INSTRUKSI TUGAS 1: Salin seluruh bagian petikan tentang buku Babad Batu, mulai dari "Babad Batu (Sapardi" terus ke bawah hingga "belakang buku ini.".
INSTRUKSI TUGAS 2: Menurut petikan tentang buku Babad Batu, penerbit mana yang menerbitkan buku tersebut?

Babad Batu (Sapardi Djoko Damono)
Judul
Babad Batu
Penulis
Sapardi Djoko Damono
Penerbit
Gramedia Pustaka Utama
Tebal
Harga
Rp 55.000,-
Terbit
2016
Saya adalah kaum awam soal sajak dengan tingkat kesulitan bahasa yang tinggi. Tapi saya tertarik dengan beberapa sajak karya Sapardi Djoko Damono yang pernah terbit sebelumnya ( Hujan Bulan Juni ). Kalau di karya sebelumnya saya tertarik dengan Di Restoran maka kali ini saya tertarik dengan sajak yang diletakkan di halaman belakang buku ini.

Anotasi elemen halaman
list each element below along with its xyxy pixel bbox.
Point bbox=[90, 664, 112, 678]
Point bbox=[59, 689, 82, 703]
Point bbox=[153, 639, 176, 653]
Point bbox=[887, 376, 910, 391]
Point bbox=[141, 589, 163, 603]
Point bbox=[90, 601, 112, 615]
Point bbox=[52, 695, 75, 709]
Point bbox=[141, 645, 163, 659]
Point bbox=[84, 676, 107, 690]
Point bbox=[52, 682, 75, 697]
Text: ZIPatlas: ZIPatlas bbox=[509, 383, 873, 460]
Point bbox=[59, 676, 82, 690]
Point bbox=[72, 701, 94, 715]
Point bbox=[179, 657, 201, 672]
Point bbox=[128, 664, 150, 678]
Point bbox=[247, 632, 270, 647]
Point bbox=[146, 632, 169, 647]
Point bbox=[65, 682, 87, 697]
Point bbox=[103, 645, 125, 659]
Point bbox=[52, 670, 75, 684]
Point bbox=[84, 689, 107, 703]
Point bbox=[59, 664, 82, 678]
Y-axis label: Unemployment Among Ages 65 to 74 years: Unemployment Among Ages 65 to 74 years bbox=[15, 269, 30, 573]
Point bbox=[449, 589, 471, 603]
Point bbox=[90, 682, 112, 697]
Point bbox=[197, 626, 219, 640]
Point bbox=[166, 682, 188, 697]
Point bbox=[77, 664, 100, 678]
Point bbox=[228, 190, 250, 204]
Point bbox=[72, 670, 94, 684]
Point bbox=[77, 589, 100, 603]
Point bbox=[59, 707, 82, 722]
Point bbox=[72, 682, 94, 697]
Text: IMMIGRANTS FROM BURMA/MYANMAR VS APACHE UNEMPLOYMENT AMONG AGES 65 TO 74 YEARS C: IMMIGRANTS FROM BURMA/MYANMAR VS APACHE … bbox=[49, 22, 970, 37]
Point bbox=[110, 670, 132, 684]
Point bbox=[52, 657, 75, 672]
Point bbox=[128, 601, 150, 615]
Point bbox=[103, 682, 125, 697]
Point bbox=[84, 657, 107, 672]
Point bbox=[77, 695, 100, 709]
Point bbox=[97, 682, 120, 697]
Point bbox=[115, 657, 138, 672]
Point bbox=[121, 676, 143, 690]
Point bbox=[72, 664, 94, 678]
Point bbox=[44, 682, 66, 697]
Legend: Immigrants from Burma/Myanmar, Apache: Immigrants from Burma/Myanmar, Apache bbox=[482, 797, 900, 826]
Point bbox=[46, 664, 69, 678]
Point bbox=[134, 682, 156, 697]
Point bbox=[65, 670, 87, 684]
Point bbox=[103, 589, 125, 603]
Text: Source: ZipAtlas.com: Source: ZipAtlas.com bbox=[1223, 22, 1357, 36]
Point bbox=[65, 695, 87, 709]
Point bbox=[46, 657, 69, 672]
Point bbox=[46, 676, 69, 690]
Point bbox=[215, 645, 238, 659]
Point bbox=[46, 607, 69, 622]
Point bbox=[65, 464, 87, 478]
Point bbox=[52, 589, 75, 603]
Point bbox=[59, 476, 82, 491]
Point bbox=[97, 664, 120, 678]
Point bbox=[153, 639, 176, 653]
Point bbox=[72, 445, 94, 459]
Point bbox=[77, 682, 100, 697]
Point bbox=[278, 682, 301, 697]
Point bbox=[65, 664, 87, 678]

JAWABAN LATIHAN 1:
Babad Batu (Sapardi Djoko Damono)
Judul
Babad Batu
Penulis
Sapardi Djoko Damono
Penerbit
Gramedia Pustaka Utama
Tebal
Harga
Rp 55.000,-
Terbit
2016
Saya adalah kaum awam soal sajak dengan tingkat kesulitan bahasa yang tinggi. Tapi saya tertarik dengan beberapa sajak karya Sapardi Djoko Damono yang pernah terbit sebelumnya ( Hujan Bulan Juni ). Kalau di karya sebelumnya saya tertarik dengan Di Restoran maka kali ini saya tertarik dengan sajak yang diletakkan di halaman belakang buku ini.

JAWABAN LATIHAN 2: Buku tersebut diterbitkan oleh Gramedia Pustaka Utama.